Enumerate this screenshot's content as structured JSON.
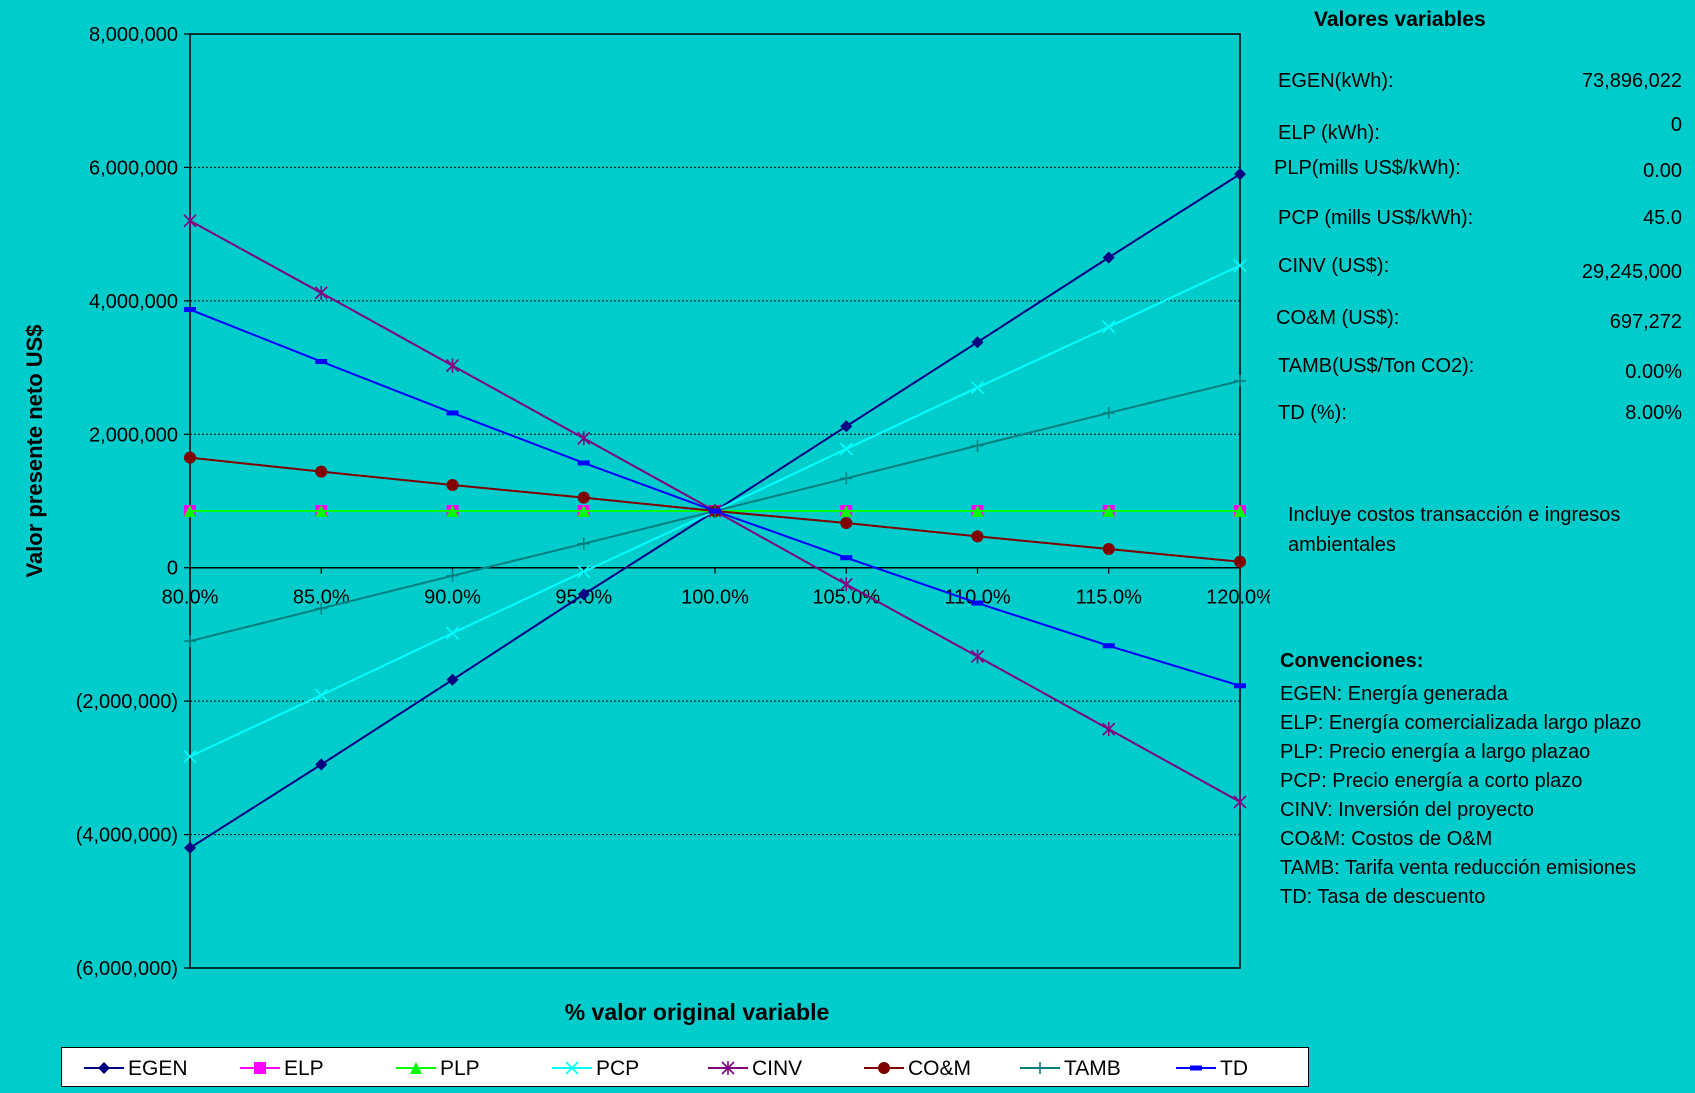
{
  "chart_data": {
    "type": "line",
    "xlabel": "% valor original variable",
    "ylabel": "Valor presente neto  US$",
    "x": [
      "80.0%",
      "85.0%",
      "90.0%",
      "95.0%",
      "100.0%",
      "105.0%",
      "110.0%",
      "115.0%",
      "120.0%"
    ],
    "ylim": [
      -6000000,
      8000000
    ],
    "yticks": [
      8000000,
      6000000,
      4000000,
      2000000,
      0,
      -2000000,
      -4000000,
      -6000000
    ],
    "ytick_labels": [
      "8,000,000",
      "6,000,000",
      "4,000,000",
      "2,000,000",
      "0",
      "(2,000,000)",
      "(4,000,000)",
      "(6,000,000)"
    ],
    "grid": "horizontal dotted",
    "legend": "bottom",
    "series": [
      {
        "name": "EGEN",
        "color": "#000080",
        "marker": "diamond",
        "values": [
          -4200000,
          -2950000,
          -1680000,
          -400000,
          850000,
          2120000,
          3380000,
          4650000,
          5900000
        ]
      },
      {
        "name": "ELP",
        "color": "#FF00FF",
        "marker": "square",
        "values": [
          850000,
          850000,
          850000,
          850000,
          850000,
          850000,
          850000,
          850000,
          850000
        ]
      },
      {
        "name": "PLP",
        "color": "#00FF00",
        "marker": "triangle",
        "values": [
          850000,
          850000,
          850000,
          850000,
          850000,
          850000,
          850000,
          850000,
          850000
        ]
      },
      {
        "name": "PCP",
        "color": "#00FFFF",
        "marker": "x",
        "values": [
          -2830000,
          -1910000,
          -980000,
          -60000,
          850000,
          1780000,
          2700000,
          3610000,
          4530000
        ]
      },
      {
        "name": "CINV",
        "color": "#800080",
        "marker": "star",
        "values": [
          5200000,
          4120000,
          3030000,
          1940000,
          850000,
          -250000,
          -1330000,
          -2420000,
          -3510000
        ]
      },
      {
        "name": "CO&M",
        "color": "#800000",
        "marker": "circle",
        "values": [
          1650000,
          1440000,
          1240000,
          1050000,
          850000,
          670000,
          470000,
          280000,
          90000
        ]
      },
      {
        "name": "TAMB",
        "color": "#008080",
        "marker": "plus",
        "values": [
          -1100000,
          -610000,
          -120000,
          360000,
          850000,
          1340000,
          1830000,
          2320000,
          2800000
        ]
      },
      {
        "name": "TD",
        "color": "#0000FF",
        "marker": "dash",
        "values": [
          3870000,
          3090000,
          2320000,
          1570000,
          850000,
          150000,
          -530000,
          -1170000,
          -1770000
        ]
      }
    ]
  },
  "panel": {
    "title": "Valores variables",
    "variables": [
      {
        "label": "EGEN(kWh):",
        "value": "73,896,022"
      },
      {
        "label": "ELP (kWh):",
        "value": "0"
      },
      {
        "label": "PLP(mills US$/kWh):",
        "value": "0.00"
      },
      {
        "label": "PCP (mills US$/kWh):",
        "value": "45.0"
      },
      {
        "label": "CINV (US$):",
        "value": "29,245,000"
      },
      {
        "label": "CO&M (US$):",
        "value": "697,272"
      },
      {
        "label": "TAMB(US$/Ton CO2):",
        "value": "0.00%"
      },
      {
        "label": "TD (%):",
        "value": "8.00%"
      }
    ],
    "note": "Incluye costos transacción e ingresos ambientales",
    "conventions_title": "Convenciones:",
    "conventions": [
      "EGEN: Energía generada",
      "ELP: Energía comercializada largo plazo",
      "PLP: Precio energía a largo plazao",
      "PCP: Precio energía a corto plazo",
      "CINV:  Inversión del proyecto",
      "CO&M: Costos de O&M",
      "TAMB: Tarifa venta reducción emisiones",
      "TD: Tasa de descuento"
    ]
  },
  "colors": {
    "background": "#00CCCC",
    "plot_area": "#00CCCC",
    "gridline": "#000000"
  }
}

================

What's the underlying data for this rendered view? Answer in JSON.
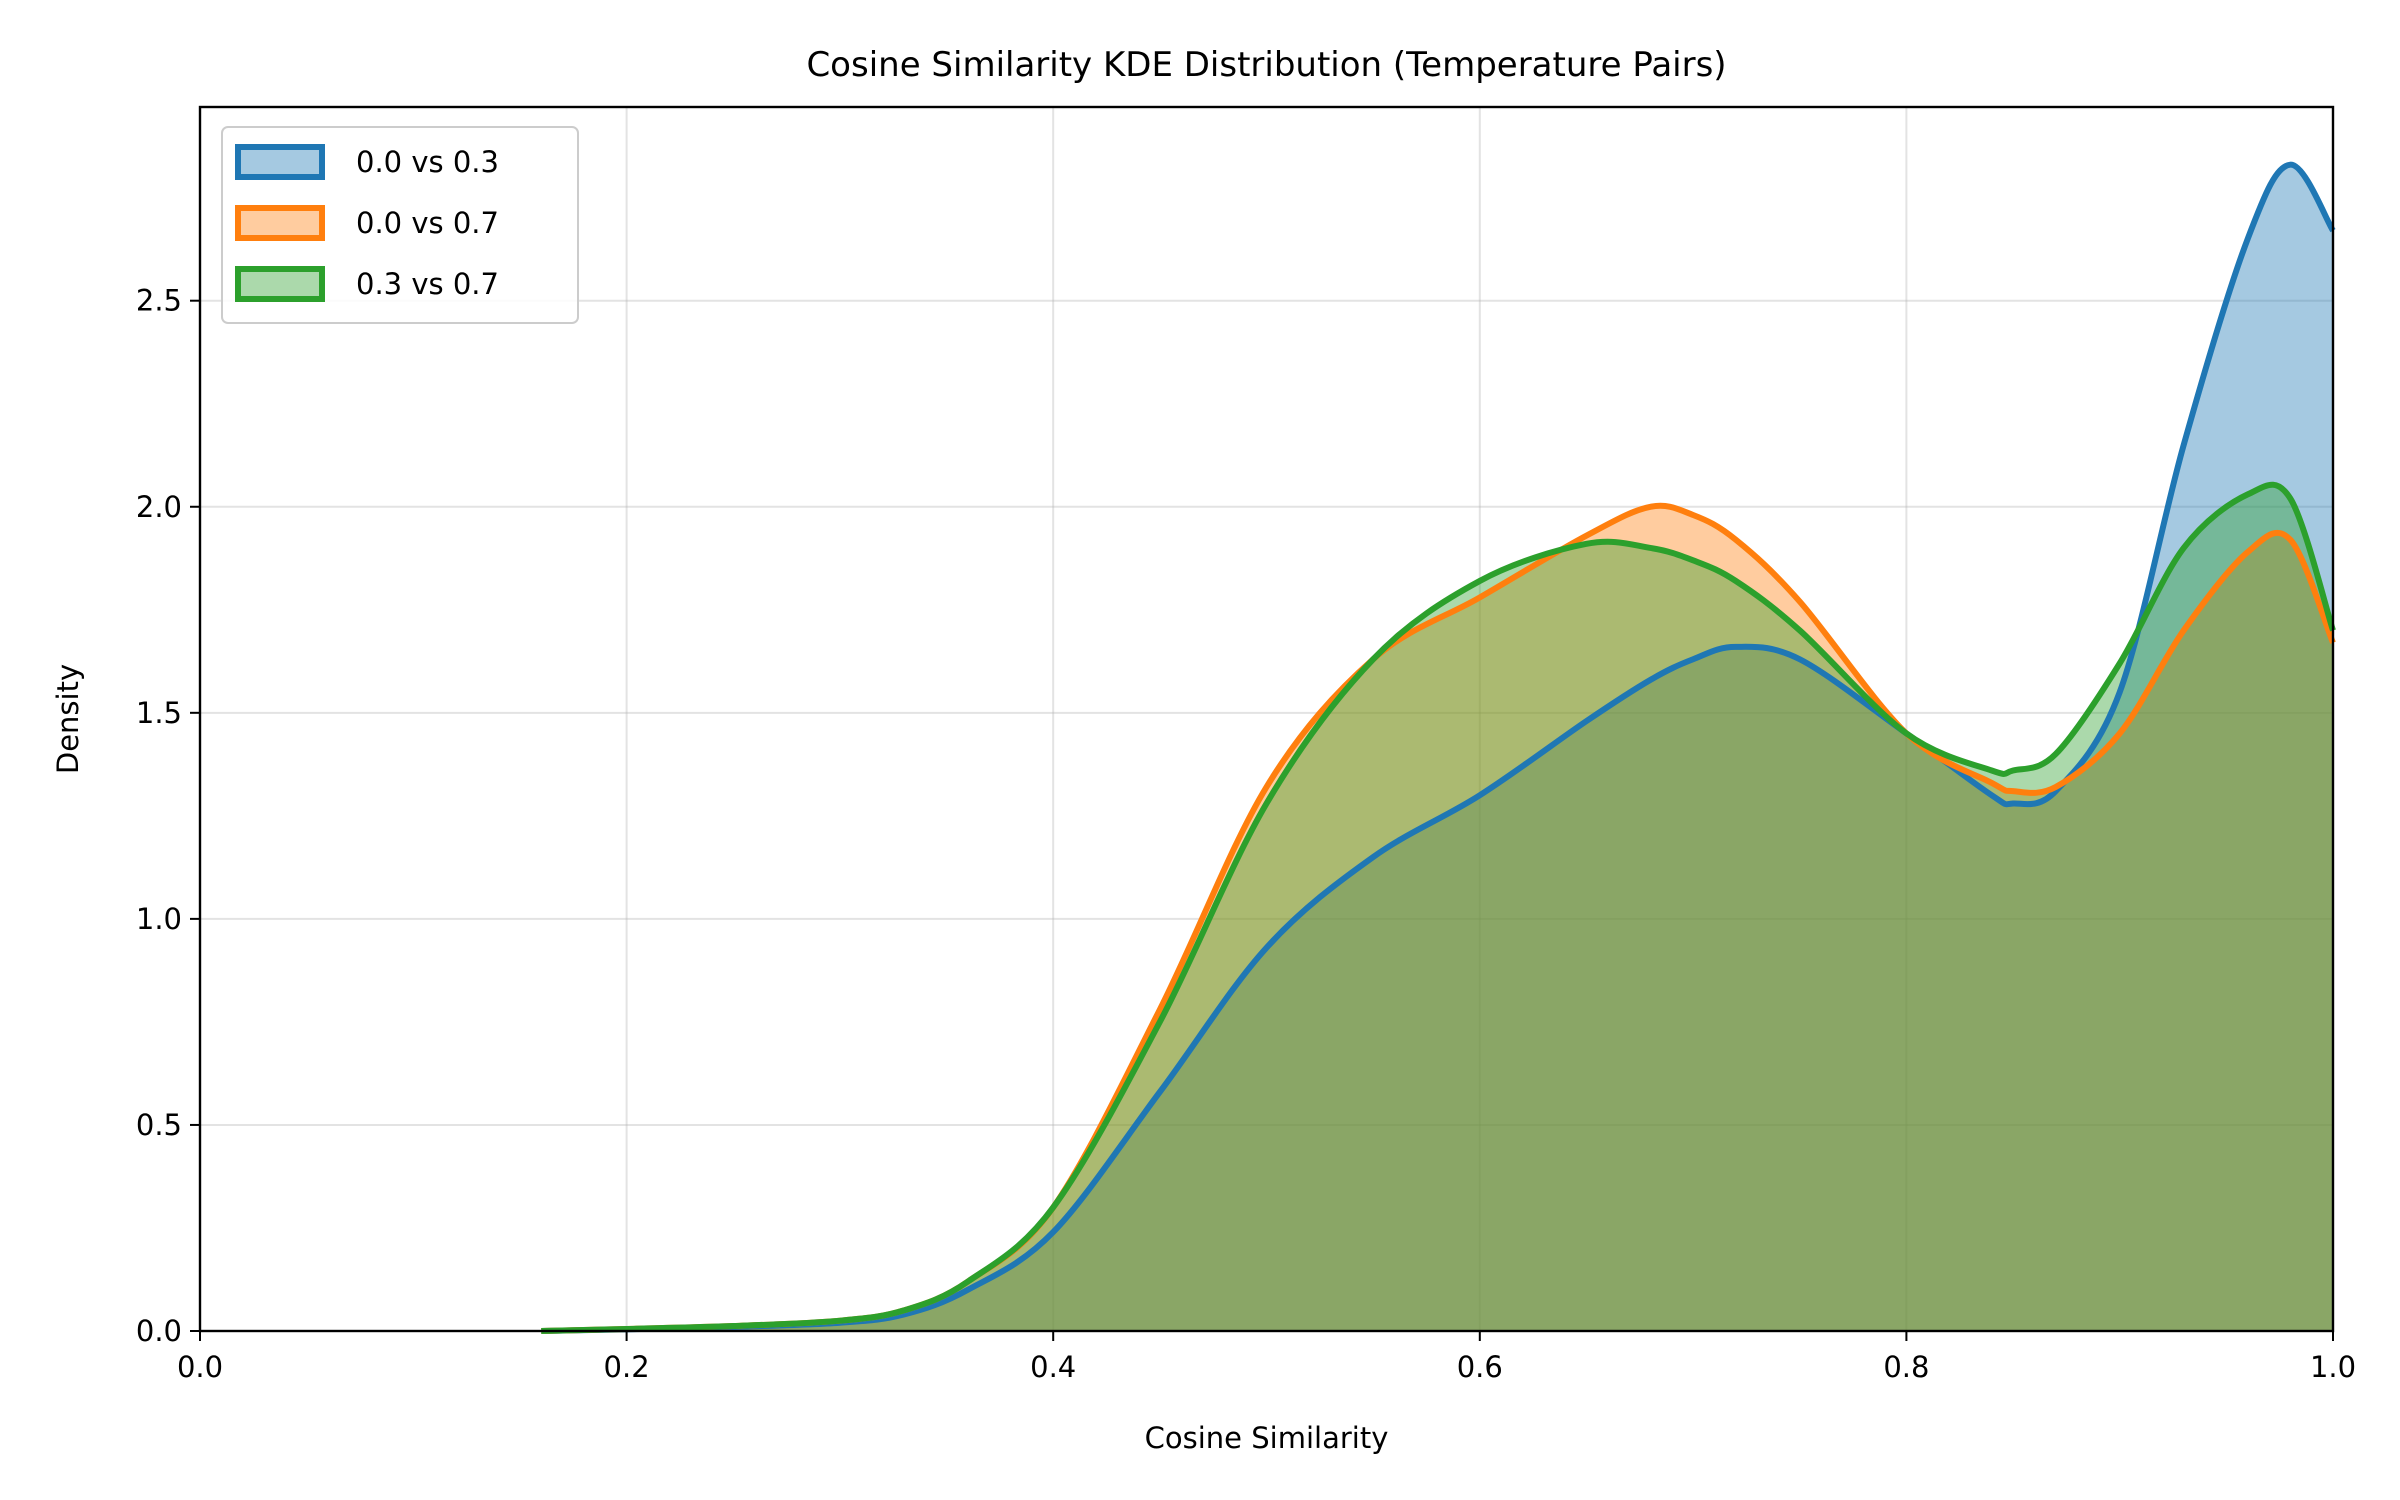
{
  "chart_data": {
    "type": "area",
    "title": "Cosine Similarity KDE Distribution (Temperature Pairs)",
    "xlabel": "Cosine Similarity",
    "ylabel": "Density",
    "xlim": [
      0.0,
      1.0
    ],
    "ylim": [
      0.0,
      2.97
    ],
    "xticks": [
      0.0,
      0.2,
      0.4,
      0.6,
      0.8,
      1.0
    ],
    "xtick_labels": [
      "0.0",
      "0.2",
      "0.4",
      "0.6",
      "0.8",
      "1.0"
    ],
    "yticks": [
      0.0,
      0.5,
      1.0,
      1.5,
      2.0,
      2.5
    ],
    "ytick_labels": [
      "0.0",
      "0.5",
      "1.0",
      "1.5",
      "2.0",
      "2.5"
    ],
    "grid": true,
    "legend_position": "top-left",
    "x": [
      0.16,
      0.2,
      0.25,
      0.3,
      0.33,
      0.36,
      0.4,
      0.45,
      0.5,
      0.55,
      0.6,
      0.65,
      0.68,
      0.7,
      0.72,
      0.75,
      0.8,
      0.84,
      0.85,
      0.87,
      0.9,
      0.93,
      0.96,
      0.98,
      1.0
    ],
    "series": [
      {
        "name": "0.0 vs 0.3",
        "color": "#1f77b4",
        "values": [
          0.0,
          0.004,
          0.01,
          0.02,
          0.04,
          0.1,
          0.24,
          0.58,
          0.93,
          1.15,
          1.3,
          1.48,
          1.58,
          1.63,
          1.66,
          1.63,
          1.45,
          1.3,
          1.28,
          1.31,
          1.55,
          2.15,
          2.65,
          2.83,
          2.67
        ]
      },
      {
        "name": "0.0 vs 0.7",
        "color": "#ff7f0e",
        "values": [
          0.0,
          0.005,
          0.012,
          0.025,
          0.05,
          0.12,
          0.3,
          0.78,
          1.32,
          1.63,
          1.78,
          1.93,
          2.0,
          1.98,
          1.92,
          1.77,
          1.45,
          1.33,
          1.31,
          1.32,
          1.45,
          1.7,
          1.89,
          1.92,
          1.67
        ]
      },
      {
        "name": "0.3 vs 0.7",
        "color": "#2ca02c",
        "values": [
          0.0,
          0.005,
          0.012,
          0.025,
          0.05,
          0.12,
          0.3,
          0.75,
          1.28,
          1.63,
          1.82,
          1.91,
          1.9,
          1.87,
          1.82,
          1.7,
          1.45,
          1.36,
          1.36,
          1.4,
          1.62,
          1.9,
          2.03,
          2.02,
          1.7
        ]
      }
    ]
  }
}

================

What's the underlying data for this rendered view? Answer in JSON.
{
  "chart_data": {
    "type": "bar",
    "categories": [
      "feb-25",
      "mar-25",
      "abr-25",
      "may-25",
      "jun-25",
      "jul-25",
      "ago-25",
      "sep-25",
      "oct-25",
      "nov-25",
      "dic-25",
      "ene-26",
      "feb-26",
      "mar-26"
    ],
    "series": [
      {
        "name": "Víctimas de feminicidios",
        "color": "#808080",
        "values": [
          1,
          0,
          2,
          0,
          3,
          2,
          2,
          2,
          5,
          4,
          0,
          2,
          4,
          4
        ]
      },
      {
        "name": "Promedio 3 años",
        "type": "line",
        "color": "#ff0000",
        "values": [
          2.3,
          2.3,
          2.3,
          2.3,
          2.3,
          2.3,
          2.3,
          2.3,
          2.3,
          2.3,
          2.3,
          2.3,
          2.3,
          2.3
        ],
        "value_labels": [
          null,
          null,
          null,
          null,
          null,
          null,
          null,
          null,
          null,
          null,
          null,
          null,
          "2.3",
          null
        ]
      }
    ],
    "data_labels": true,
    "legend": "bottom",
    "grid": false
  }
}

================

## STATED PROBLEM
Where a line of the data holds "ylabel", show that line.

## SOLUTION
    "ylabel": "Valor presente neto  US$",
    "ylabel": "Density",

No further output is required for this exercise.